§ **EXERCISE AIM**:
Copy out the lines verbatim, starting at the one that contains "88, 417, 100]" and ending after the one that contains "160, 453, 172]".

Image region annotations
════════════════════
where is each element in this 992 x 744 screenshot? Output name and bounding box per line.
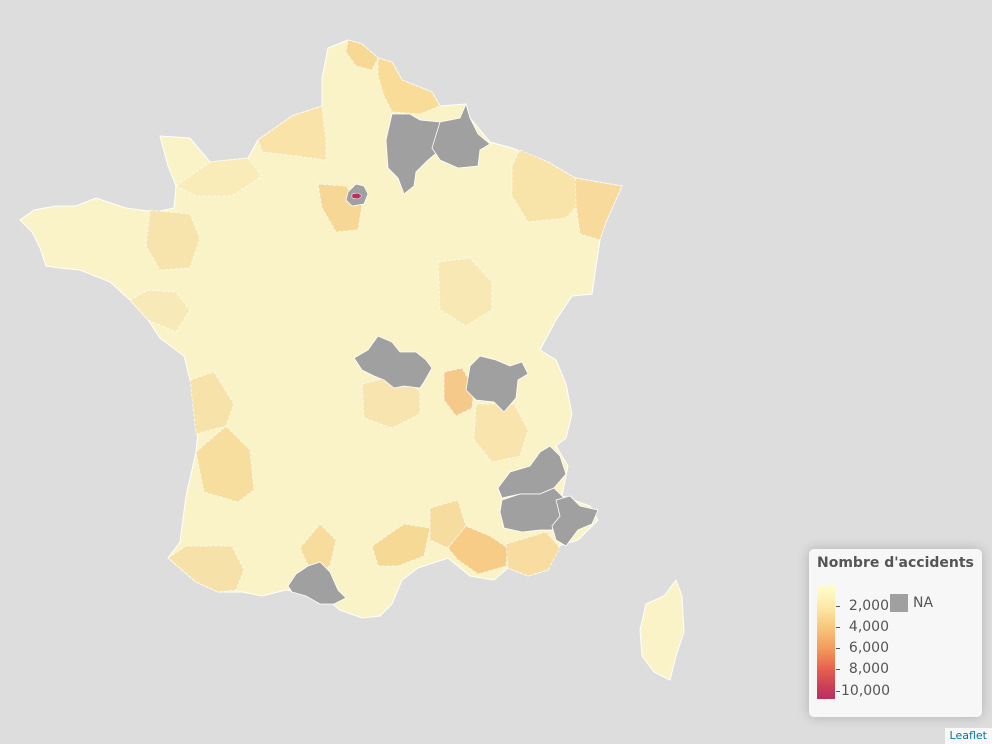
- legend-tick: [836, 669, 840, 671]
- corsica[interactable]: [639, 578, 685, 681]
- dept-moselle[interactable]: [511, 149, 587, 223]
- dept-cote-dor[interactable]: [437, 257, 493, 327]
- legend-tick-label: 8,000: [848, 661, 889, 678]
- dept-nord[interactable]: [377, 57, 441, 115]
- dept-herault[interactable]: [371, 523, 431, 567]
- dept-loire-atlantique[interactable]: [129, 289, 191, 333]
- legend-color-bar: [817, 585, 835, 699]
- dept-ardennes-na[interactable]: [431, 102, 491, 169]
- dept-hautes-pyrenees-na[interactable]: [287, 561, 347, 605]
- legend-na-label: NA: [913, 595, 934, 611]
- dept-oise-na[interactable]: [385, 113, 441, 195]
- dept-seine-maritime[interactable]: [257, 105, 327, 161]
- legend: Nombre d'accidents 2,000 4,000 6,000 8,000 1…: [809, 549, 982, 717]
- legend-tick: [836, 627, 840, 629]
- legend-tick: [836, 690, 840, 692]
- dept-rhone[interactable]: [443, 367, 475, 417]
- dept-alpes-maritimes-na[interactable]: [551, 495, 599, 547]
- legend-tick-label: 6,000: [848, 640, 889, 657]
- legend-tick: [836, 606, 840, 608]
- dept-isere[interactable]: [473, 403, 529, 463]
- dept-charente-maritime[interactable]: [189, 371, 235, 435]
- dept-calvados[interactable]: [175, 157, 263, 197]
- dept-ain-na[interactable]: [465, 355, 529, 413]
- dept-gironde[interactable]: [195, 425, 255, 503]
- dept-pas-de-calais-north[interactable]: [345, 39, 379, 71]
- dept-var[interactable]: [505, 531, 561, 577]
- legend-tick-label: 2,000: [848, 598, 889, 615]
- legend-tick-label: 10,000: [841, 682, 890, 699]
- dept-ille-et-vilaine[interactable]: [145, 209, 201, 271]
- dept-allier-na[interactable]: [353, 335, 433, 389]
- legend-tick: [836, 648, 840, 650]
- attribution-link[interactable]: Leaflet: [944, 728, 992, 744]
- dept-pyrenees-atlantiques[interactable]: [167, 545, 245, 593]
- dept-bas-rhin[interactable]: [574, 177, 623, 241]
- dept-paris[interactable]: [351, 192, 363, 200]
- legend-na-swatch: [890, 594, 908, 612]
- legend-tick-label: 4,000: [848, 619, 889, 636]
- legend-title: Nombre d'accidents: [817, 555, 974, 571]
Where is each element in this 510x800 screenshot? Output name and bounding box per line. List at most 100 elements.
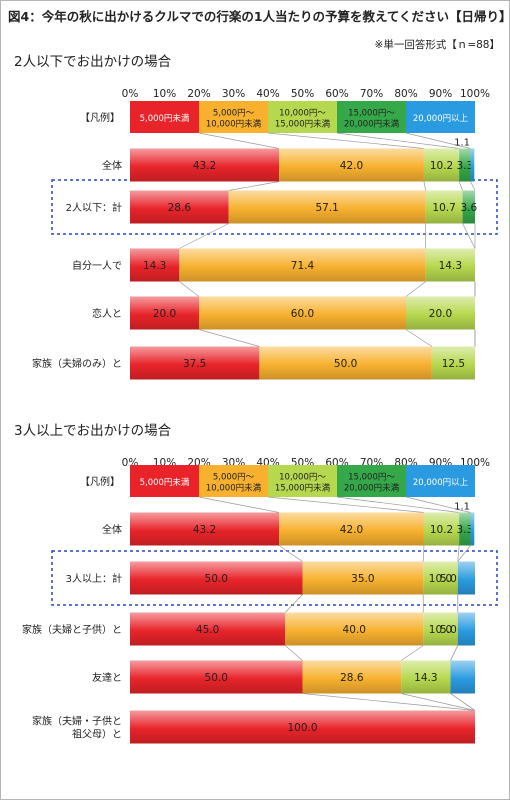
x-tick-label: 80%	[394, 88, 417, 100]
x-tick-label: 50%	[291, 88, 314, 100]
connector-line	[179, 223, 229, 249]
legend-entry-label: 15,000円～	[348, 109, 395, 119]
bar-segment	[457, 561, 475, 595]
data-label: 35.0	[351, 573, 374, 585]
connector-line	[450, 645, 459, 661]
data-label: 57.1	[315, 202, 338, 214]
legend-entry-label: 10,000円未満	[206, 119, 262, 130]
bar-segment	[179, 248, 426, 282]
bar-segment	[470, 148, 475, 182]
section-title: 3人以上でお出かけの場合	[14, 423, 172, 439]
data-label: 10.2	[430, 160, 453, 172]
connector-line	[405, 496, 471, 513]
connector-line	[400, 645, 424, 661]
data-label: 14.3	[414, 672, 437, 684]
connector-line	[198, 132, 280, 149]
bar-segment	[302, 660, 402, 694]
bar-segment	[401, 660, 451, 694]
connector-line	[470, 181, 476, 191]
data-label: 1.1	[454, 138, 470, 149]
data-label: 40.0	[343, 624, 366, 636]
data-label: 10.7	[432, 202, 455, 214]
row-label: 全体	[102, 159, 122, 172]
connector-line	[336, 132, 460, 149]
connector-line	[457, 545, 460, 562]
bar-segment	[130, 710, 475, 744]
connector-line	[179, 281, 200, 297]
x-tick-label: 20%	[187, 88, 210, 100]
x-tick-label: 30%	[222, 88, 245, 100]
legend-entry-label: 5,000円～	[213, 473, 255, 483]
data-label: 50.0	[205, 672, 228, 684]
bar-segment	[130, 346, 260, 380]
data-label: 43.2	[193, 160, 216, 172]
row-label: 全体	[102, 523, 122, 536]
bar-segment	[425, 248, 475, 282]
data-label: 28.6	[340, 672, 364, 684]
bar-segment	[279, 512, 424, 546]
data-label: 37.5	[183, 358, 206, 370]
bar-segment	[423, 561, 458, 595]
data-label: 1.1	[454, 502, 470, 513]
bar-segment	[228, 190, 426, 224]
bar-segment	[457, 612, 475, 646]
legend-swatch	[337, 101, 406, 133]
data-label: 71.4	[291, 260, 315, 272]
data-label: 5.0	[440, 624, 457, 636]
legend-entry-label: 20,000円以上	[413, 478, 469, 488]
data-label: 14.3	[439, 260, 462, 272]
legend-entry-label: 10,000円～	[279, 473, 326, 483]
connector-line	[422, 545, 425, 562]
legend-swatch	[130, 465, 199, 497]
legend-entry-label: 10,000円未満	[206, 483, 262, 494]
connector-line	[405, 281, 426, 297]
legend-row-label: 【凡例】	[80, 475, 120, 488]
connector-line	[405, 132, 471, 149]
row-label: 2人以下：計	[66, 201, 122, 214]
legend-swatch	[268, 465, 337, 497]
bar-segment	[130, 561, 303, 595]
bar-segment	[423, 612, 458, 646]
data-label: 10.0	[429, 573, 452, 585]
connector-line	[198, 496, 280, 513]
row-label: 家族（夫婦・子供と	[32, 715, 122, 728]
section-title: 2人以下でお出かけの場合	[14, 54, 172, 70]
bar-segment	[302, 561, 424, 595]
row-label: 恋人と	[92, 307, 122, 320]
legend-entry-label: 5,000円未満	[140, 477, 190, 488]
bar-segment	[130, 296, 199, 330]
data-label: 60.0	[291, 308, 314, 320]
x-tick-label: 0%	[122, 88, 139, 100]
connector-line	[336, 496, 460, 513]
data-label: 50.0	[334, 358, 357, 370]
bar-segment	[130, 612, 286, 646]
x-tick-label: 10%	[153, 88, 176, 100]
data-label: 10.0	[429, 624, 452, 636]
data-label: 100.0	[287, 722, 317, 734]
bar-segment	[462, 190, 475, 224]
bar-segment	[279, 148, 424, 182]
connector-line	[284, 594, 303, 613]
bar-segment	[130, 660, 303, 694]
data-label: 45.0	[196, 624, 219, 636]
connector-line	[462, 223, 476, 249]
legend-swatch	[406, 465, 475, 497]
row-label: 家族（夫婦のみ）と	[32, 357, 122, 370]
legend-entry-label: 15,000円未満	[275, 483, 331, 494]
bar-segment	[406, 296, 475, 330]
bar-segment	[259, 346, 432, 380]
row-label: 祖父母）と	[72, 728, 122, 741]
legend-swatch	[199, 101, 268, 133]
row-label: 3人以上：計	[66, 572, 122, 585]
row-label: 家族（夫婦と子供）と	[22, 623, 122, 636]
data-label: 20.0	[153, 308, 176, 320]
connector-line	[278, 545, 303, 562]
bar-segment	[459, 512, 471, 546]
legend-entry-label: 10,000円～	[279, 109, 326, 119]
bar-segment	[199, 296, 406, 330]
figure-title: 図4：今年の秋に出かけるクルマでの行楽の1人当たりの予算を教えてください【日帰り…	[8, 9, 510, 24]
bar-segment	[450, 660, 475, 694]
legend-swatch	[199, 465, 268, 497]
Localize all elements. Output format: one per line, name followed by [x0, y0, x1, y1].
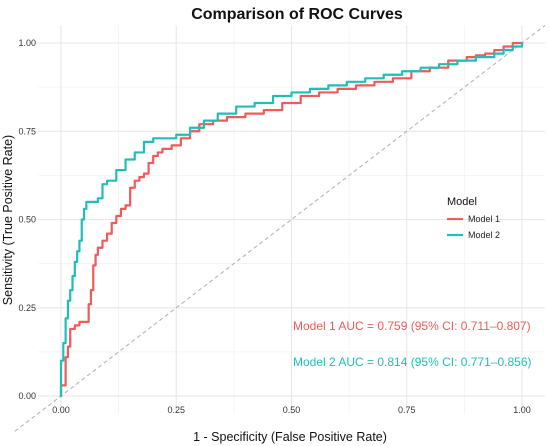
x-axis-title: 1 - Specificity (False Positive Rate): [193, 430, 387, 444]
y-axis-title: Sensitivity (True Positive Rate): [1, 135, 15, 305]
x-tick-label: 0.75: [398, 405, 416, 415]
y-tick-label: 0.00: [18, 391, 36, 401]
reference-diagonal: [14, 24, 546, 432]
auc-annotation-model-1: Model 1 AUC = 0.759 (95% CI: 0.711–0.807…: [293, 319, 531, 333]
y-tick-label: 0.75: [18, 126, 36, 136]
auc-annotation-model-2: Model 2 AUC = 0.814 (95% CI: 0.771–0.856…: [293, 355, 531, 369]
════════════════════
§ **PROBLEM SOLUTION**:
x-tick-label: 80%	[394, 88, 417, 100]
x-tick-label: 50%	[291, 88, 314, 100]
connector-line	[179, 223, 229, 249]
legend-entry-label: 15,000円～	[348, 109, 395, 119]
bar-segment	[457, 561, 475, 595]
data-label: 35.0	[351, 573, 374, 585]
connector-line	[450, 645, 459, 661]
data-label: 57.1	[315, 202, 338, 214]
legend-entry-label: 10,000円未満	[206, 119, 262, 130]
bar-segment	[179, 248, 426, 282]
bar-segment	[470, 148, 475, 182]
section-title: 3人以上でお出かけの場合	[14, 423, 172, 439]
data-label: 10.2	[430, 160, 453, 172]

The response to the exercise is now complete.